• [REQUIRED TASK]:
Rename "close-icon" to "dismiss-icon" throughout the entries and keep everything else the same. Leave the pictures out.

• [EXERCISE MATERIAL]:
* * *

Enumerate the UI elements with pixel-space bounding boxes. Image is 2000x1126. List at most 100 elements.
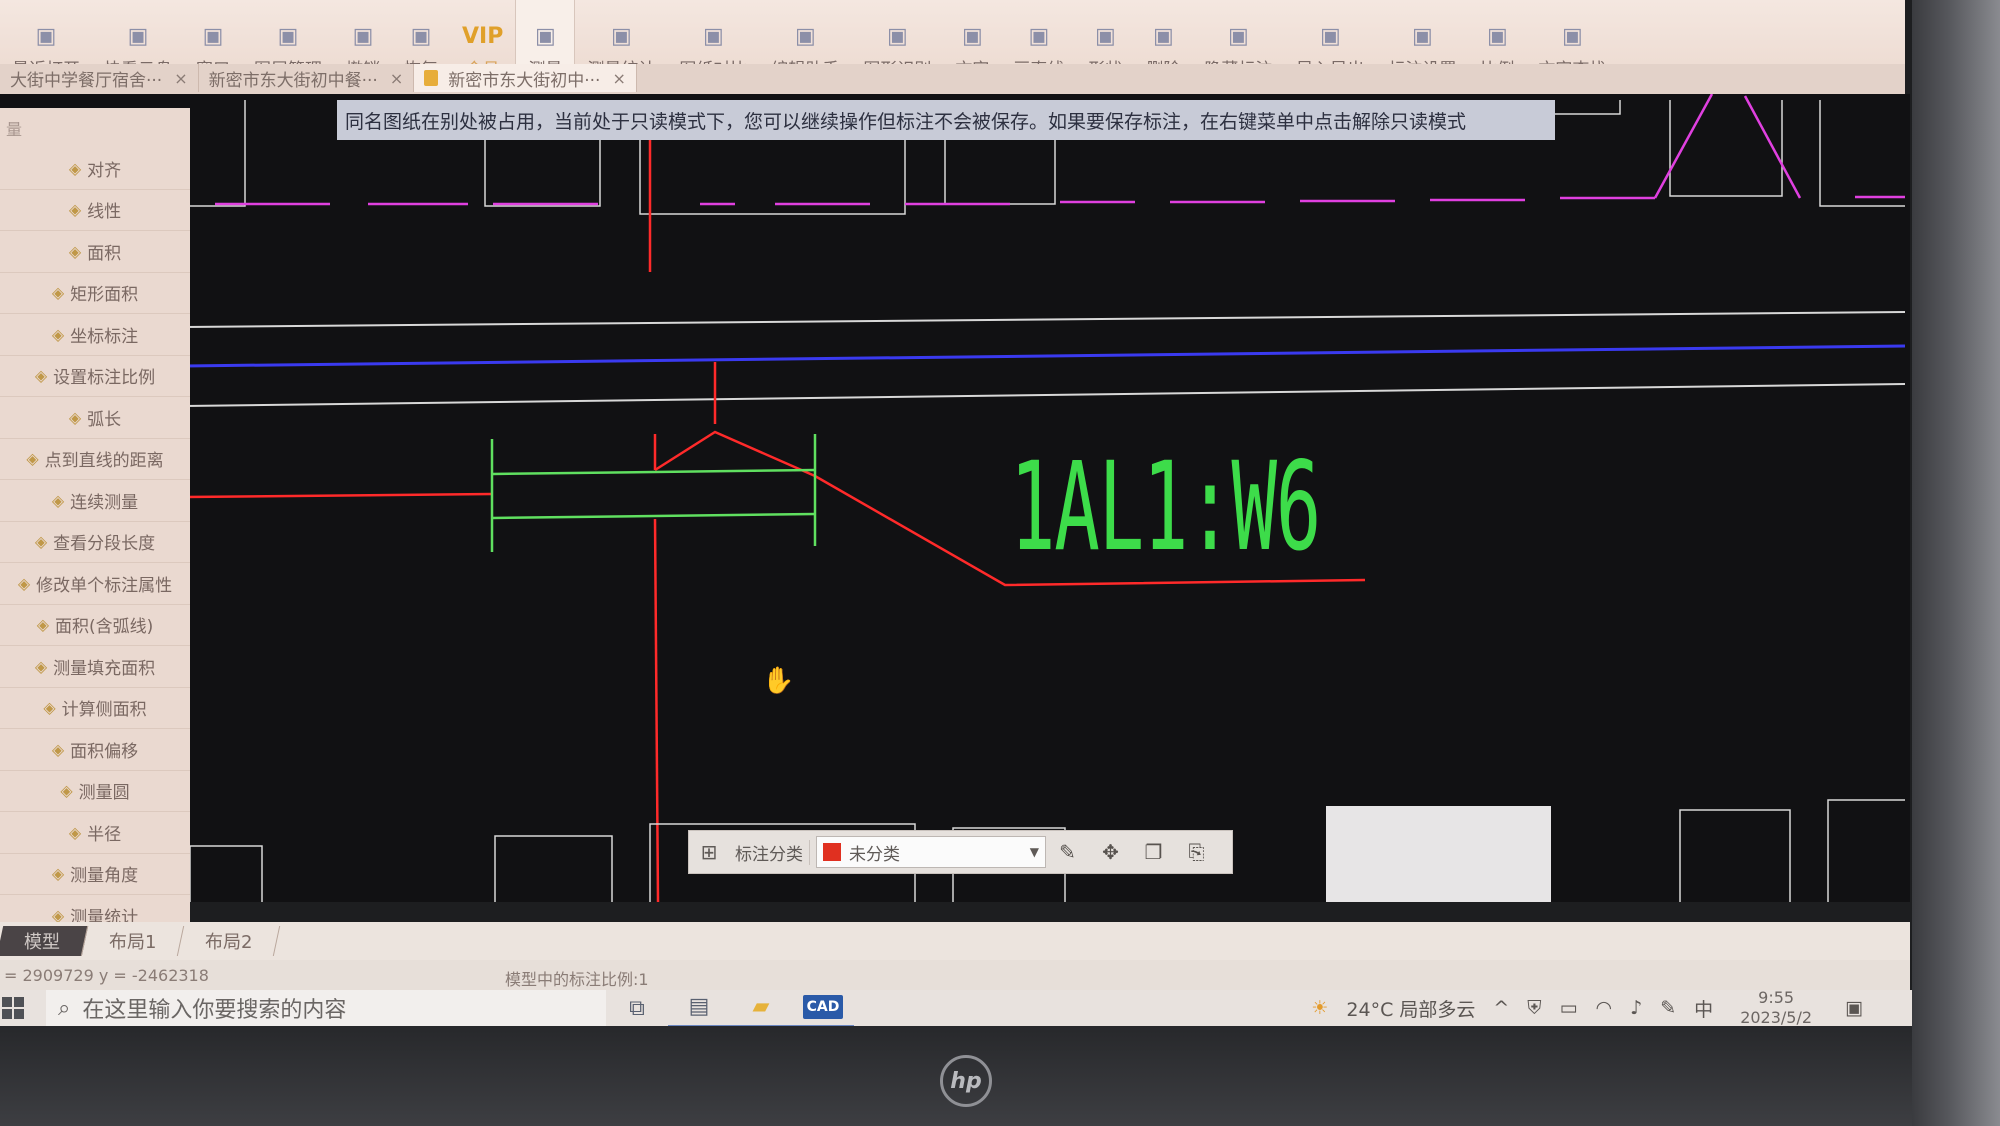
panel-item[interactable]: ◈ 线性 [0, 190, 190, 231]
document-tab[interactable]: 大街中学餐厅宿舍··· × [0, 64, 199, 92]
category-value: 未分类 [849, 844, 900, 865]
panel-item[interactable]: ◈ 修改单个标注属性 [0, 563, 190, 605]
wifi-icon[interactable]: ◠ [1596, 997, 1613, 1019]
panel-item[interactable]: ◈ 连续测量 [0, 480, 190, 522]
layout-tab[interactable]: 布局2 [178, 926, 282, 956]
red-pipe-left [184, 492, 493, 499]
panel-item[interactable]: ◈ 设置标注比例 [0, 356, 190, 397]
file-explorer-icon[interactable]: ▰ [730, 989, 792, 1026]
task-view-icon[interactable]: ⧉ [606, 990, 668, 1026]
layout-tab-label: 布局1 [109, 932, 157, 953]
clock[interactable]: 9:55 2023/5/2 [1740, 988, 1812, 1026]
panel-item[interactable]: ◈ 矩形面积 [0, 273, 190, 314]
panel-item[interactable]: ◈ 查看分段长度 [0, 522, 190, 563]
grid-icon[interactable]: ⊞ [689, 840, 729, 864]
annotation-category-label: 标注分类 [729, 839, 810, 865]
shape-icon: ▣ [1094, 24, 1116, 49]
panel-item-label: 面积 [87, 243, 122, 264]
close-icon[interactable]: × [390, 69, 403, 88]
annotation-category-bar: ⊞ 标注分类 未分类 ▼ ✎ ✥ ❐ ⎘ [688, 830, 1233, 874]
wall-line-lower [184, 383, 1906, 407]
chevron-up-icon[interactable]: ^ [1493, 997, 1509, 1019]
close-icon[interactable]: × [174, 69, 187, 88]
measure-tool-icon: ◈ [51, 490, 65, 510]
paste-icon[interactable]: ⎘ [1175, 840, 1218, 864]
measure-tool-icon: ◈ [68, 200, 82, 220]
panel-item[interactable]: ◈ 测量圆 [0, 771, 190, 812]
panel-item-label: 测量角度 [70, 866, 139, 887]
panel-item-label: 面积(含弧线) [55, 617, 154, 638]
panel-item-label: 测量填充面积 [53, 658, 156, 679]
edit-assist-icon: ▣ [794, 24, 816, 49]
cad-app-icon[interactable]: CAD [792, 989, 854, 1026]
document-tab[interactable]: 新密市东大街初中··· × [414, 64, 637, 92]
layout-tab-label: 模型 [24, 932, 60, 953]
clock-icon: ▣ [35, 24, 57, 49]
copy-icon[interactable]: ❐ [1132, 840, 1175, 864]
annotation-settings-icon: ▣ [1411, 24, 1433, 49]
panel-header: 量 [6, 120, 23, 139]
document-tab[interactable]: 新密市东大街初中餐··· × [199, 64, 415, 92]
find-text-icon: ▣ [1561, 24, 1583, 49]
panel-item-label: 线性 [87, 202, 122, 223]
panel-item-label: 面积偏移 [70, 741, 139, 762]
layout-tab[interactable]: 模型 [0, 926, 89, 956]
panel-item-label: 查看分段长度 [53, 534, 156, 555]
shape-recognition-icon: ▣ [886, 24, 908, 49]
panel-item[interactable]: ◈ 面积(含弧线) [0, 605, 190, 646]
drawing-canvas[interactable]: 1AL1:W6 ✋ [0, 94, 1910, 902]
category-select[interactable]: 未分类 ▼ [816, 836, 1046, 868]
panel-item[interactable]: ◈ 点到直线的距离 [0, 439, 190, 480]
measure-tool-icon: ◈ [60, 781, 73, 801]
notification-icon[interactable]: ▣ [1845, 997, 1863, 1019]
monitor-bezel-right [1912, 0, 2000, 1126]
taskbar-search[interactable]: ⌕ 在这里输入你要搜索的内容 [46, 990, 606, 1026]
text-icon: ▣ [961, 24, 983, 49]
move-icon[interactable]: ✥ [1089, 840, 1132, 864]
panel-item[interactable]: ◈ 半径 [0, 812, 190, 854]
search-placeholder: 在这里输入你要搜索的内容 [82, 998, 347, 1023]
hand-cursor-icon: ✋ [762, 666, 795, 696]
panel-item-label: 修改单个标注属性 [36, 575, 173, 596]
panel-item[interactable]: ◈ 计算侧面积 [0, 688, 190, 729]
panel-item[interactable]: ◈ 测量角度 [0, 854, 190, 895]
clock-time: 9:55 [1758, 988, 1795, 1007]
shield-icon[interactable]: ⛨ [1527, 997, 1541, 1019]
weather-icon: ☀ [1311, 997, 1329, 1019]
pen-icon[interactable]: ✎ [1660, 997, 1676, 1019]
cad-drawing [180, 94, 1906, 902]
measure-tool-icon: ◈ [51, 739, 65, 759]
measure-tool-icon: ◈ [68, 407, 82, 427]
tab-label: 新密市东大街初中餐··· [208, 70, 378, 91]
category-color-swatch [823, 843, 841, 861]
panel-item-label: 计算侧面积 [61, 700, 147, 721]
panel-item[interactable]: ◈ 测量填充面积 [0, 646, 190, 688]
windows-start-icon[interactable] [2, 997, 24, 1019]
lock-icon [424, 70, 439, 86]
panel-item[interactable]: ◈ 面积 [0, 231, 190, 273]
white-block [1326, 806, 1551, 902]
weather-text[interactable]: 24°C 局部多云 [1346, 995, 1475, 1022]
hp-logo-icon: hp [940, 1055, 992, 1107]
measure-tool-icon: ◈ [68, 241, 82, 261]
battery-icon[interactable]: ▭ [1560, 997, 1578, 1019]
system-tray: ☀ 24°C 局部多云 ^ ⛨ ▭ ◠ ♪ ✎ 中 9:55 2023/5/2 … [1302, 988, 1872, 1026]
wall-line-upper [184, 311, 1906, 328]
import-export-icon: ▣ [1319, 24, 1341, 49]
panel-item[interactable]: ◈ 面积偏移 [0, 729, 190, 771]
panel-item[interactable]: ◈ 对齐 [0, 148, 190, 190]
ime-indicator[interactable]: 中 [1694, 995, 1713, 1022]
hide-annotation-icon: ▣ [1227, 24, 1249, 49]
tab-label: 新密市东大街初中··· [448, 70, 601, 91]
volume-icon[interactable]: ♪ [1630, 997, 1642, 1019]
panel-item[interactable]: ◈ 弧长 [0, 397, 190, 439]
layout-tab[interactable]: 布局1 [81, 926, 185, 956]
close-icon[interactable]: × [612, 69, 625, 88]
circuit-label: 1AL1:W6 [1010, 436, 1321, 578]
edit-icon[interactable]: ✎ [1046, 840, 1089, 864]
panel-item[interactable]: ◈ 坐标标注 [0, 314, 190, 356]
notes-app-icon[interactable]: ▤ [668, 989, 730, 1026]
panel-item-label: 对齐 [87, 160, 122, 181]
chevron-down-icon: ▼ [1029, 845, 1039, 859]
panel-item-label: 矩形面积 [70, 285, 139, 306]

* * *

• [SOLUTION]:
Enumerate the UI elements with pixel-space bounding boxes. Image is 2000x1126. List at most 100 elements.
panel-item[interactable]: ◈ 线性 [0, 190, 190, 231]
document-tab[interactable]: 大街中学餐厅宿舍··· × [0, 64, 199, 92]
category-value: 未分类 [849, 844, 900, 865]
panel-item[interactable]: ◈ 修改单个标注属性 [0, 563, 190, 605]
wifi-icon[interactable]: ◠ [1596, 997, 1613, 1019]
panel-item[interactable]: ◈ 连续测量 [0, 480, 190, 522]
layout-tab[interactable]: 布局2 [178, 926, 282, 956]
red-pipe-left [184, 492, 493, 499]
panel-item[interactable]: ◈ 设置标注比例 [0, 356, 190, 397]
file-explorer-icon[interactable]: ▰ [730, 989, 792, 1026]
task-view-icon[interactable]: ⧉ [606, 990, 668, 1026]
layout-tab-label: 布局1 [109, 932, 157, 953]
clock[interactable]: 9:55 2023/5/2 [1740, 988, 1812, 1026]
panel-item[interactable]: ◈ 矩形面积 [0, 273, 190, 314]
panel-item[interactable]: ◈ 查看分段长度 [0, 522, 190, 563]
grid-icon[interactable]: ⊞ [689, 840, 729, 864]
annotation-category-label: 标注分类 [729, 839, 810, 865]
shape-icon: ▣ [1094, 24, 1116, 49]
panel-item-label: 面积 [87, 243, 122, 264]
dismiss-icon[interactable]: × [390, 69, 403, 88]
annotation-category-bar: ⊞ 标注分类 未分类 ▼ ✎ ✥ ❐ ⎘ [688, 830, 1233, 874]
wall-line-lower [184, 383, 1906, 407]
chevron-up-icon[interactable]: ^ [1493, 997, 1509, 1019]
dismiss-icon[interactable]: × [174, 69, 187, 88]
measure-tool-icon: ◈ [51, 490, 65, 510]
paste-icon[interactable]: ⎘ [1175, 840, 1218, 864]
measure-tool-icon: ◈ [68, 200, 82, 220]
panel-item[interactable]: ◈ 测量圆 [0, 771, 190, 812]
panel-item-label: 测量角度 [70, 866, 139, 887]
panel-item-label: 面积(含弧线) [55, 617, 154, 638]
panel-item-label: 测量填充面积 [53, 658, 156, 679]
edit-assist-icon: ▣ [794, 24, 816, 49]
cad-app-icon[interactable]: CAD [792, 989, 854, 1026]
document-tab[interactable]: 新密市东大街初中··· × [414, 64, 637, 92]
layout-tab-label: 模型 [24, 932, 60, 953]
clock-icon: ▣ [35, 24, 57, 49]
copy-icon[interactable]: ❐ [1132, 840, 1175, 864]
annotation-settings-icon: ▣ [1411, 24, 1433, 49]
panel-header: 量 [6, 120, 23, 139]
document-tab[interactable]: 新密市东大街初中餐··· × [199, 64, 415, 92]
find-text-icon: ▣ [1561, 24, 1583, 49]
panel-item-label: 线性 [87, 202, 122, 223]
panel-item-label: 面积偏移 [70, 741, 139, 762]
layout-tab[interactable]: 模型 [0, 926, 89, 956]
panel-item-label: 查看分段长度 [53, 534, 156, 555]
shape-recognition-icon: ▣ [886, 24, 908, 49]
panel-item[interactable]: ◈ 面积(含弧线) [0, 605, 190, 646]
drawing-canvas[interactable]: 1AL1:W6 ✋ [0, 94, 1910, 902]
category-select[interactable]: 未分类 ▼ [816, 836, 1046, 868]
panel-item[interactable]: ◈ 点到直线的距离 [0, 439, 190, 480]
measure-tool-icon: ◈ [60, 781, 73, 801]
notification-icon[interactable]: ▣ [1845, 997, 1863, 1019]
monitor-bezel-right [1912, 0, 2000, 1126]
taskbar-search[interactable]: ⌕ 在这里输入你要搜索的内容 [46, 990, 606, 1026]
text-icon: ▣ [961, 24, 983, 49]
move-icon[interactable]: ✥ [1089, 840, 1132, 864]
panel-item[interactable]: ◈ 半径 [0, 812, 190, 854]
search-placeholder: 在这里输入你要搜索的内容 [82, 998, 347, 1023]
hand-cursor-icon: ✋ [762, 666, 795, 696]
panel-item-label: 修改单个标注属性 [36, 575, 173, 596]
panel-item[interactable]: ◈ 计算侧面积 [0, 688, 190, 729]
panel-item[interactable]: ◈ 测量角度 [0, 854, 190, 895]
clock-time: 9:55 [1758, 988, 1795, 1007]
shield-icon[interactable]: ⛨ [1527, 997, 1541, 1019]
weather-icon: ☀ [1311, 997, 1329, 1019]
pen-icon[interactable]: ✎ [1660, 997, 1676, 1019]
cad-drawing [180, 94, 1906, 902]
measure-tool-icon: ◈ [51, 739, 65, 759]
measure-tool-icon: ◈ [68, 407, 82, 427]
tab-label: 新密市东大街初中餐··· [208, 70, 378, 91]
category-color-swatch [823, 843, 841, 861]
panel-item-label: 计算侧面积 [61, 700, 147, 721]
panel-item[interactable]: ◈ 测量填充面积 [0, 646, 190, 688]
windows-start-icon[interactable] [2, 997, 24, 1019]
lock-icon [424, 70, 439, 86]
panel-item[interactable]: ◈ 面积 [0, 231, 190, 273]
white-block [1326, 806, 1551, 902]
weather-text[interactable]: 24°C 局部多云 [1346, 995, 1475, 1022]
hp-logo-icon: hp [940, 1055, 992, 1107]
measure-tool-icon: ◈ [68, 241, 82, 261]
battery-icon[interactable]: ▭ [1560, 997, 1578, 1019]
system-tray: ☀ 24°C 局部多云 ^ ⛨ ▭ ◠ ♪ ✎ 中 9:55 2023/5/2 … [1302, 988, 1872, 1026]
wall-line-upper [184, 311, 1906, 328]
import-export-icon: ▣ [1319, 24, 1341, 49]
panel-item[interactable]: ◈ 面积偏移 [0, 729, 190, 771]
panel-item[interactable]: ◈ 对齐 [0, 148, 190, 190]
ime-indicator[interactable]: 中 [1694, 995, 1713, 1022]
hide-annotation-icon: ▣ [1227, 24, 1249, 49]
tab-label: 新密市东大街初中··· [448, 70, 601, 91]
volume-icon[interactable]: ♪ [1630, 997, 1642, 1019]
panel-item[interactable]: ◈ 弧长 [0, 397, 190, 439]
layout-tab[interactable]: 布局1 [81, 926, 185, 956]
dismiss-icon[interactable]: × [612, 69, 625, 88]
circuit-label: 1AL1:W6 [1010, 436, 1321, 578]
edit-icon[interactable]: ✎ [1046, 840, 1089, 864]
panel-item[interactable]: ◈ 坐标标注 [0, 314, 190, 356]
notes-app-icon[interactable]: ▤ [668, 989, 730, 1026]
panel-item-label: 对齐 [87, 160, 122, 181]
chevron-down-icon: ▼ [1029, 845, 1039, 859]
panel-item-label: 矩形面积 [70, 285, 139, 306]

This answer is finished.